Goal: Give the number of lines that include the string "Jönköping", nothing more.

#####

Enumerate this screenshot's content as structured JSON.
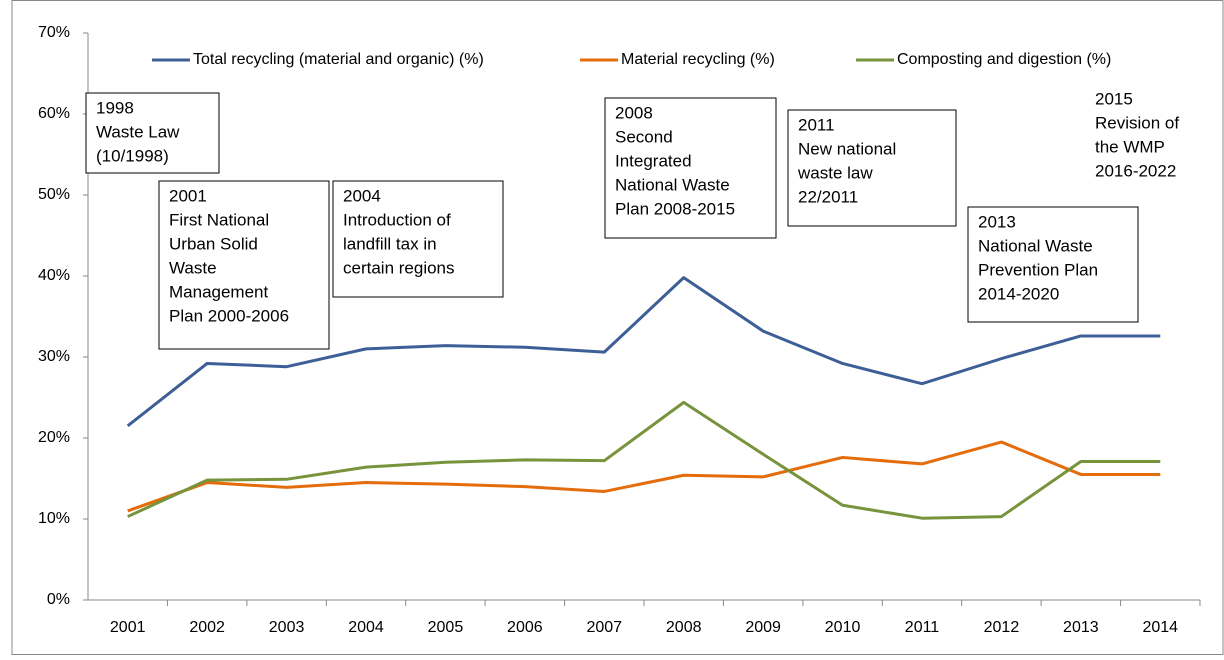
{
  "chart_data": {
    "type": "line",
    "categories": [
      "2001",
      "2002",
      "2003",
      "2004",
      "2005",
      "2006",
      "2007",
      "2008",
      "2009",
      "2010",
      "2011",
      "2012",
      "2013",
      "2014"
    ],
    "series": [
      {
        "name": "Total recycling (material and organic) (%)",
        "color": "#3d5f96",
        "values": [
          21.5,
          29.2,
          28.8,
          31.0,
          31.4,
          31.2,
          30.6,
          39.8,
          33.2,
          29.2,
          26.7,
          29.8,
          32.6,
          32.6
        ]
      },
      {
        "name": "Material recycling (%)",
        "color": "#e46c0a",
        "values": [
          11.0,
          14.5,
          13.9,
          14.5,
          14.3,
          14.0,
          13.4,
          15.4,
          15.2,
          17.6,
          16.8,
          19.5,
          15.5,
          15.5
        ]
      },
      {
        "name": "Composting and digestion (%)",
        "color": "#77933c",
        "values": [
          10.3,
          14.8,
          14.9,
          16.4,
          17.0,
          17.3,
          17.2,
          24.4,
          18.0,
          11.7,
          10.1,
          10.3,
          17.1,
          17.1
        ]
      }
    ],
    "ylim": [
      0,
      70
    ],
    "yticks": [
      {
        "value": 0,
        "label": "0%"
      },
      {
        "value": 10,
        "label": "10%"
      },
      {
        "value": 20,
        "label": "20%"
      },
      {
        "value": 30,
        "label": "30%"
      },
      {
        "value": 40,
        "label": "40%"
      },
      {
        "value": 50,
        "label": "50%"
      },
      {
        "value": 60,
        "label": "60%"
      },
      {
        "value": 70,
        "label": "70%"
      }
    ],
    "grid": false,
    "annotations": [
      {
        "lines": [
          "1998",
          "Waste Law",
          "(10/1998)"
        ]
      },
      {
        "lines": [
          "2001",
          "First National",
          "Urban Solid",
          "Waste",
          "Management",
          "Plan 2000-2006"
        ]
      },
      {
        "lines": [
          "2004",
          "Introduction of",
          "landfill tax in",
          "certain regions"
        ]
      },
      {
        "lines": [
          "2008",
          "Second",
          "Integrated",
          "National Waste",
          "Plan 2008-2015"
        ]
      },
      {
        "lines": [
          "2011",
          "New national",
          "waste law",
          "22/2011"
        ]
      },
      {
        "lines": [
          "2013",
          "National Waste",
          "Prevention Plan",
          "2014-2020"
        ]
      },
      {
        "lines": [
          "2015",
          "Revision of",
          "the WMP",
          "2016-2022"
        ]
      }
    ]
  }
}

#####

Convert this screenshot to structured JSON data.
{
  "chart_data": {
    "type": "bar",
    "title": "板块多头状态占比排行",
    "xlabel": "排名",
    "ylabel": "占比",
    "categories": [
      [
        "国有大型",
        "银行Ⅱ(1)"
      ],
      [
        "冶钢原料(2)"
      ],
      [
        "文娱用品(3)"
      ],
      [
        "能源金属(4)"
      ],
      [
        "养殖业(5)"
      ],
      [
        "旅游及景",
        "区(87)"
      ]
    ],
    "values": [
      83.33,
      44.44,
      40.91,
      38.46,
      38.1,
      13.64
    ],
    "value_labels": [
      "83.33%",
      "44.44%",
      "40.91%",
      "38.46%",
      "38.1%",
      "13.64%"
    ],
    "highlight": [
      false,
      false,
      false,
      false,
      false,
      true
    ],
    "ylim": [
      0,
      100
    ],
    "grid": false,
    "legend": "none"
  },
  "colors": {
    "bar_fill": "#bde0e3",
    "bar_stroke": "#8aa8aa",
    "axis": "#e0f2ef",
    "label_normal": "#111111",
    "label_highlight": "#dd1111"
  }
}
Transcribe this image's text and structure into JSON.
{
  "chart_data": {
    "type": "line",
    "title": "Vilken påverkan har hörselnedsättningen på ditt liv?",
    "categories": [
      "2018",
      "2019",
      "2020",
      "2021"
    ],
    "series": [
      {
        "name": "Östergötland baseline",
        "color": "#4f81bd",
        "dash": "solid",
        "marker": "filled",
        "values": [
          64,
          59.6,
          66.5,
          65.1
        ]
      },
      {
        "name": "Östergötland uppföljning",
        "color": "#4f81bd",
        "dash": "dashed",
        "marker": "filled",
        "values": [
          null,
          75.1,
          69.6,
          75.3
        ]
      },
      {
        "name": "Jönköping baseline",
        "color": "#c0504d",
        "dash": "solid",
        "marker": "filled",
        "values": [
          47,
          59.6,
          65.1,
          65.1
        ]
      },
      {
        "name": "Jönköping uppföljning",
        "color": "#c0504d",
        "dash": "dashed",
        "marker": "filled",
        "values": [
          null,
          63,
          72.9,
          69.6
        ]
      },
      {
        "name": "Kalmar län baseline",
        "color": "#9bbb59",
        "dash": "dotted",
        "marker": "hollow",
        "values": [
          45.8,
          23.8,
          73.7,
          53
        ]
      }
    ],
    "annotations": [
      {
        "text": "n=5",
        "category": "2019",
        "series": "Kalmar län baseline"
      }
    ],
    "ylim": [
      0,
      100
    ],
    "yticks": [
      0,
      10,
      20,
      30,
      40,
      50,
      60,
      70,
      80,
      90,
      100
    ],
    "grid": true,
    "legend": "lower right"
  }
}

#####

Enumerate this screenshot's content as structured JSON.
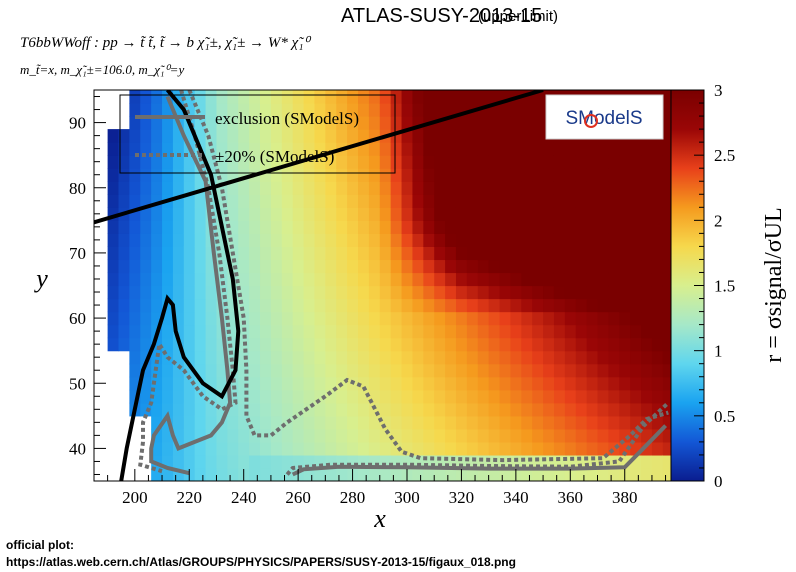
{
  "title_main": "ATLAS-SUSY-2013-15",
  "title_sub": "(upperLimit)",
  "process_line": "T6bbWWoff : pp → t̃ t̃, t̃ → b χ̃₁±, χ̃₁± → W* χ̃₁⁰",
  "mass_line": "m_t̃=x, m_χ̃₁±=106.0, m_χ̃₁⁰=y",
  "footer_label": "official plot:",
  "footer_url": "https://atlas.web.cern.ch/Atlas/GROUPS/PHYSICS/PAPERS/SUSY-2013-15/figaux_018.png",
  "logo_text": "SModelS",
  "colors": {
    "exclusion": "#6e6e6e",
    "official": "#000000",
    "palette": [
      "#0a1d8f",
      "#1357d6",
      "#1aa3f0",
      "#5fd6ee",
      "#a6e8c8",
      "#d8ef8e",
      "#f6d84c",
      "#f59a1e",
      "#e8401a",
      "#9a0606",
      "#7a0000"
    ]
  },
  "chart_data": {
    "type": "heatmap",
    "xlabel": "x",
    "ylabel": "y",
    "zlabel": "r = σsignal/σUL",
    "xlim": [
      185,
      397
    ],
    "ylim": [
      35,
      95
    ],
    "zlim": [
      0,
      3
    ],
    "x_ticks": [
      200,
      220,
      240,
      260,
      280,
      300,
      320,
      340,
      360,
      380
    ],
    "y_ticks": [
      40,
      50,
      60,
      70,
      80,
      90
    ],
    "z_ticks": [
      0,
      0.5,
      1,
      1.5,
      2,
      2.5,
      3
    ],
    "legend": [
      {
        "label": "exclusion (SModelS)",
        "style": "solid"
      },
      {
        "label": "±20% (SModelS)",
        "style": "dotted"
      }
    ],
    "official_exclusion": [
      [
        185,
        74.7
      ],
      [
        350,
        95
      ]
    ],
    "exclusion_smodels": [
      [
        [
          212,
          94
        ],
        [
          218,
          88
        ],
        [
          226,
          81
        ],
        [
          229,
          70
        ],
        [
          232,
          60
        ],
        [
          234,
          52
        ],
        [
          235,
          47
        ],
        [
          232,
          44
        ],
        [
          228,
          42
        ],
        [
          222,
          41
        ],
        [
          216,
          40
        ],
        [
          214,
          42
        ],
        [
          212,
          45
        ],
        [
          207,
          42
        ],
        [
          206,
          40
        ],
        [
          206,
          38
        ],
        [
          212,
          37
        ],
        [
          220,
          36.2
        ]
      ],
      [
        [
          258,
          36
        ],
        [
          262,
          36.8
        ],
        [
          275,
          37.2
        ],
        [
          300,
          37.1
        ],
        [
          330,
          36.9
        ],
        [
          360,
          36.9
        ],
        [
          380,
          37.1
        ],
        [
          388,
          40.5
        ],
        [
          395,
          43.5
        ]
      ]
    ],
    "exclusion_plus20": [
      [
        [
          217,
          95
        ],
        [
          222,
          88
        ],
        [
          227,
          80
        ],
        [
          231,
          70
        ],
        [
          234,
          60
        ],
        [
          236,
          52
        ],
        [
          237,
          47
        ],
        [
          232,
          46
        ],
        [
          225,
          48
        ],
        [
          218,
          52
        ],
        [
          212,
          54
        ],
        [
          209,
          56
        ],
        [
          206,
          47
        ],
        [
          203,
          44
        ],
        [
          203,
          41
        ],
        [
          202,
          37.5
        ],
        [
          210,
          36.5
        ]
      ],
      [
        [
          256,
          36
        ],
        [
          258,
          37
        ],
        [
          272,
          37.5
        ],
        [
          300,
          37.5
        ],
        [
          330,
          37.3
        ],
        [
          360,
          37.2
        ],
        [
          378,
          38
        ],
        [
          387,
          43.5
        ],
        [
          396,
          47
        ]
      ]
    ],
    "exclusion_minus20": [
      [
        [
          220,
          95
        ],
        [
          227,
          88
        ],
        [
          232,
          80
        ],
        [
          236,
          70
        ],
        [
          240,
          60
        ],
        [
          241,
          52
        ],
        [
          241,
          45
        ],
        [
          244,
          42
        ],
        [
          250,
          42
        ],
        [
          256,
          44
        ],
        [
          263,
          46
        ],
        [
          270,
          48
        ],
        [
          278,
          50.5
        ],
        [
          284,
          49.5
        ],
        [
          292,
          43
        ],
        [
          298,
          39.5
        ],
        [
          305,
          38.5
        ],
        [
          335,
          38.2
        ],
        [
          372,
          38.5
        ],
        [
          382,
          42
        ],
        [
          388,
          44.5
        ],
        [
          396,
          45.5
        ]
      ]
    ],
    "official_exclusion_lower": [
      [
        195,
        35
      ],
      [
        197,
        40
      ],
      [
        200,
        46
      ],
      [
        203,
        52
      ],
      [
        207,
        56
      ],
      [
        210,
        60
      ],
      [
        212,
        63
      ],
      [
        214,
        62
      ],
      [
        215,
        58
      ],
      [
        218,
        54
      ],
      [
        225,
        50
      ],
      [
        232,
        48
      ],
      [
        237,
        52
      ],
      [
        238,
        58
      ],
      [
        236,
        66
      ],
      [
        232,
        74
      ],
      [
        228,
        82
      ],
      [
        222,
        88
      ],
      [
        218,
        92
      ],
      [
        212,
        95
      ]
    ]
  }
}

#####

Correct result: 2